Your goal
Repeat all of the material below exactly as written, images excluded.

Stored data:
+-------+

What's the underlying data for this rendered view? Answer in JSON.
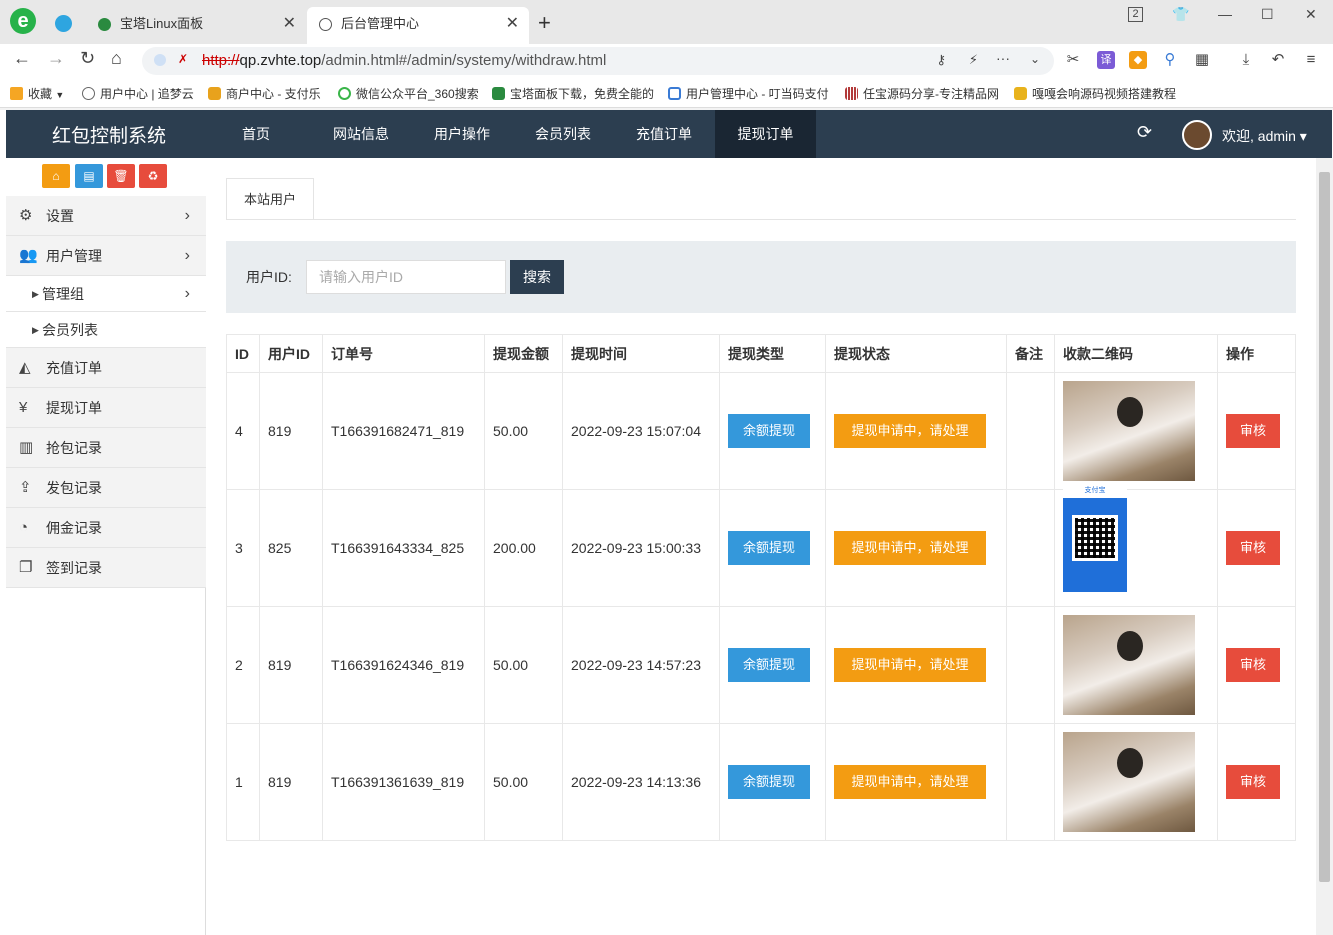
{
  "browser": {
    "logo": "e",
    "tabs": [
      {
        "title": "宝塔Linux面板"
      },
      {
        "title": "后台管理中心"
      }
    ],
    "window_badge": "2",
    "url": {
      "scheme": "http://",
      "host": "qp.zvhte.top",
      "path": "/admin.html#/admin/systemy/withdraw.html"
    },
    "bookmarks": [
      {
        "label": "收藏",
        "icon": "star-icon",
        "color": "#f5a623"
      },
      {
        "label": "用户中心 | 追梦云",
        "icon": "globe-icon",
        "color": "#666666"
      },
      {
        "label": "商户中心 - 支付乐",
        "icon": "merchant-icon",
        "color": "#e8a21c"
      },
      {
        "label": "微信公众平台_360搜索",
        "icon": "search-360-icon",
        "color": "#3ab549"
      },
      {
        "label": "宝塔面板下载，免费全能的",
        "icon": "bt-shield-icon",
        "color": "#2a8a3f"
      },
      {
        "label": "用户管理中心 - 叮当码支付",
        "icon": "shield-icon",
        "color": "#3a7bd5"
      },
      {
        "label": "任宝源码分享-专注精品网",
        "icon": "barcode-icon",
        "color": "#b33a3a"
      },
      {
        "label": "嘎嘎会响源码视频搭建教程",
        "icon": "crown-icon",
        "color": "#e8b21c"
      }
    ]
  },
  "header": {
    "brand": "红包控制系统",
    "nav": [
      {
        "label": "首页",
        "active": false
      },
      {
        "label": "网站信息",
        "active": false
      },
      {
        "label": "用户操作",
        "active": false
      },
      {
        "label": "会员列表",
        "active": false
      },
      {
        "label": "充值订单",
        "active": false
      },
      {
        "label": "提现订单",
        "active": true
      }
    ],
    "welcome": "欢迎, admin ▾"
  },
  "sidebar": {
    "quick_buttons": [
      {
        "name": "home-icon",
        "glyph": "⌂",
        "color": "#f39c12"
      },
      {
        "name": "document-icon",
        "glyph": "▤",
        "color": "#3498db"
      },
      {
        "name": "trash-icon",
        "glyph": "🗑",
        "color": "#e74c3c"
      },
      {
        "name": "recycle-icon",
        "glyph": "♻",
        "color": "#e74c3c"
      }
    ],
    "items": [
      {
        "label": "设置",
        "icon": "gears-icon",
        "glyph": "⚙",
        "chevron": true,
        "sub": false
      },
      {
        "label": "用户管理",
        "icon": "users-icon",
        "glyph": "👥",
        "chevron": true,
        "sub": false
      },
      {
        "label": "管理组",
        "icon": "",
        "glyph": "",
        "chevron": true,
        "sub": true
      },
      {
        "label": "会员列表",
        "icon": "",
        "glyph": "",
        "chevron": false,
        "sub": true
      },
      {
        "label": "充值订单",
        "icon": "area-chart-icon",
        "glyph": "◭",
        "chevron": false,
        "sub": false
      },
      {
        "label": "提现订单",
        "icon": "yen-icon",
        "glyph": "¥",
        "chevron": false,
        "sub": false
      },
      {
        "label": "抢包记录",
        "icon": "bar-chart-icon",
        "glyph": "▥",
        "chevron": false,
        "sub": false
      },
      {
        "label": "发包记录",
        "icon": "upload-icon",
        "glyph": "⇪",
        "chevron": false,
        "sub": false
      },
      {
        "label": "佣金记录",
        "icon": "pie-chart-icon",
        "glyph": "◔",
        "chevron": false,
        "sub": false
      },
      {
        "label": "签到记录",
        "icon": "window-restore-icon",
        "glyph": "❐",
        "chevron": false,
        "sub": false
      }
    ]
  },
  "page": {
    "tab": "本站用户",
    "search": {
      "label": "用户ID:",
      "placeholder": "请输入用户ID",
      "value": "",
      "button": "搜索"
    }
  },
  "table": {
    "columns": [
      "ID",
      "用户ID",
      "订单号",
      "提现金额",
      "提现时间",
      "提现类型",
      "提现状态",
      "备注",
      "收款二维码",
      "操作"
    ],
    "rows": [
      {
        "id": "4",
        "user_id": "819",
        "order_no": "T166391682471_819",
        "amount": "50.00",
        "time": "2022-09-23 15:07:04",
        "type": "余额提现",
        "status": "提现申请中，请处理",
        "note": "",
        "qr": "photo",
        "action": "审核"
      },
      {
        "id": "3",
        "user_id": "825",
        "order_no": "T166391643334_825",
        "amount": "200.00",
        "time": "2022-09-23 15:00:33",
        "type": "余额提现",
        "status": "提现申请中，请处理",
        "note": "",
        "qr": "alipay",
        "action": "审核"
      },
      {
        "id": "2",
        "user_id": "819",
        "order_no": "T166391624346_819",
        "amount": "50.00",
        "time": "2022-09-23 14:57:23",
        "type": "余额提现",
        "status": "提现申请中，请处理",
        "note": "",
        "qr": "photo",
        "action": "审核"
      },
      {
        "id": "1",
        "user_id": "819",
        "order_no": "T166391361639_819",
        "amount": "50.00",
        "time": "2022-09-23 14:13:36",
        "type": "余额提现",
        "status": "提现申请中，请处理",
        "note": "",
        "qr": "photo",
        "action": "审核"
      }
    ]
  },
  "colors": {
    "header_bg": "#2c3e50",
    "type_btn": "#3498db",
    "status_btn": "#f39c12",
    "audit_btn": "#e74c3c"
  }
}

+-------+

The response
What's the underlying data for this rendered view? Answer in JSON.
{
  "browser": {
    "logo": "e",
    "tabs": [
      {
        "title": "宝塔Linux面板"
      },
      {
        "title": "后台管理中心"
      }
    ],
    "window_badge": "2",
    "url": {
      "scheme": "http://",
      "host": "qp.zvhte.top",
      "path": "/admin.html#/admin/systemy/withdraw.html"
    },
    "bookmarks": [
      {
        "label": "收藏",
        "icon": "star-icon",
        "color": "#f5a623"
      },
      {
        "label": "用户中心 | 追梦云",
        "icon": "globe-icon",
        "color": "#666666"
      },
      {
        "label": "商户中心 - 支付乐",
        "icon": "merchant-icon",
        "color": "#e8a21c"
      },
      {
        "label": "微信公众平台_360搜索",
        "icon": "search-360-icon",
        "color": "#3ab549"
      },
      {
        "label": "宝塔面板下载，免费全能的",
        "icon": "bt-shield-icon",
        "color": "#2a8a3f"
      },
      {
        "label": "用户管理中心 - 叮当码支付",
        "icon": "shield-icon",
        "color": "#3a7bd5"
      },
      {
        "label": "任宝源码分享-专注精品网",
        "icon": "barcode-icon",
        "color": "#b33a3a"
      },
      {
        "label": "嘎嘎会响源码视频搭建教程",
        "icon": "crown-icon",
        "color": "#e8b21c"
      }
    ]
  },
  "header": {
    "brand": "红包控制系统",
    "nav": [
      {
        "label": "首页",
        "active": false
      },
      {
        "label": "网站信息",
        "active": false
      },
      {
        "label": "用户操作",
        "active": false
      },
      {
        "label": "会员列表",
        "active": false
      },
      {
        "label": "充值订单",
        "active": false
      },
      {
        "label": "提现订单",
        "active": true
      }
    ],
    "welcome": "欢迎, admin ▾"
  },
  "sidebar": {
    "quick_buttons": [
      {
        "name": "home-icon",
        "glyph": "⌂",
        "color": "#f39c12"
      },
      {
        "name": "document-icon",
        "glyph": "▤",
        "color": "#3498db"
      },
      {
        "name": "trash-icon",
        "glyph": "🗑",
        "color": "#e74c3c"
      },
      {
        "name": "recycle-icon",
        "glyph": "♻",
        "color": "#e74c3c"
      }
    ],
    "items": [
      {
        "label": "设置",
        "icon": "gears-icon",
        "glyph": "⚙",
        "chevron": true,
        "sub": false
      },
      {
        "label": "用户管理",
        "icon": "users-icon",
        "glyph": "👥",
        "chevron": true,
        "sub": false
      },
      {
        "label": "管理组",
        "icon": "",
        "glyph": "",
        "chevron": true,
        "sub": true
      },
      {
        "label": "会员列表",
        "icon": "",
        "glyph": "",
        "chevron": false,
        "sub": true
      },
      {
        "label": "充值订单",
        "icon": "area-chart-icon",
        "glyph": "◭",
        "chevron": false,
        "sub": false
      },
      {
        "label": "提现订单",
        "icon": "yen-icon",
        "glyph": "¥",
        "chevron": false,
        "sub": false
      },
      {
        "label": "抢包记录",
        "icon": "bar-chart-icon",
        "glyph": "▥",
        "chevron": false,
        "sub": false
      },
      {
        "label": "发包记录",
        "icon": "upload-icon",
        "glyph": "⇪",
        "chevron": false,
        "sub": false
      },
      {
        "label": "佣金记录",
        "icon": "pie-chart-icon",
        "glyph": "◔",
        "chevron": false,
        "sub": false
      },
      {
        "label": "签到记录",
        "icon": "window-restore-icon",
        "glyph": "❐",
        "chevron": false,
        "sub": false
      }
    ]
  },
  "page": {
    "tab": "本站用户",
    "search": {
      "label": "用户ID:",
      "placeholder": "请输入用户ID",
      "value": "",
      "button": "搜索"
    }
  },
  "table": {
    "columns": [
      "ID",
      "用户ID",
      "订单号",
      "提现金额",
      "提现时间",
      "提现类型",
      "提现状态",
      "备注",
      "收款二维码",
      "操作"
    ],
    "rows": [
      {
        "id": "4",
        "user_id": "819",
        "order_no": "T166391682471_819",
        "amount": "50.00",
        "time": "2022-09-23 15:07:04",
        "type": "余额提现",
        "status": "提现申请中，请处理",
        "note": "",
        "qr": "photo",
        "action": "审核"
      },
      {
        "id": "3",
        "user_id": "825",
        "order_no": "T166391643334_825",
        "amount": "200.00",
        "time": "2022-09-23 15:00:33",
        "type": "余额提现",
        "status": "提现申请中，请处理",
        "note": "",
        "qr": "alipay",
        "action": "审核"
      },
      {
        "id": "2",
        "user_id": "819",
        "order_no": "T166391624346_819",
        "amount": "50.00",
        "time": "2022-09-23 14:57:23",
        "type": "余额提现",
        "status": "提现申请中，请处理",
        "note": "",
        "qr": "photo",
        "action": "审核"
      },
      {
        "id": "1",
        "user_id": "819",
        "order_no": "T166391361639_819",
        "amount": "50.00",
        "time": "2022-09-23 14:13:36",
        "type": "余额提现",
        "status": "提现申请中，请处理",
        "note": "",
        "qr": "photo",
        "action": "审核"
      }
    ]
  },
  "colors": {
    "header_bg": "#2c3e50",
    "type_btn": "#3498db",
    "status_btn": "#f39c12",
    "audit_btn": "#e74c3c"
  }
}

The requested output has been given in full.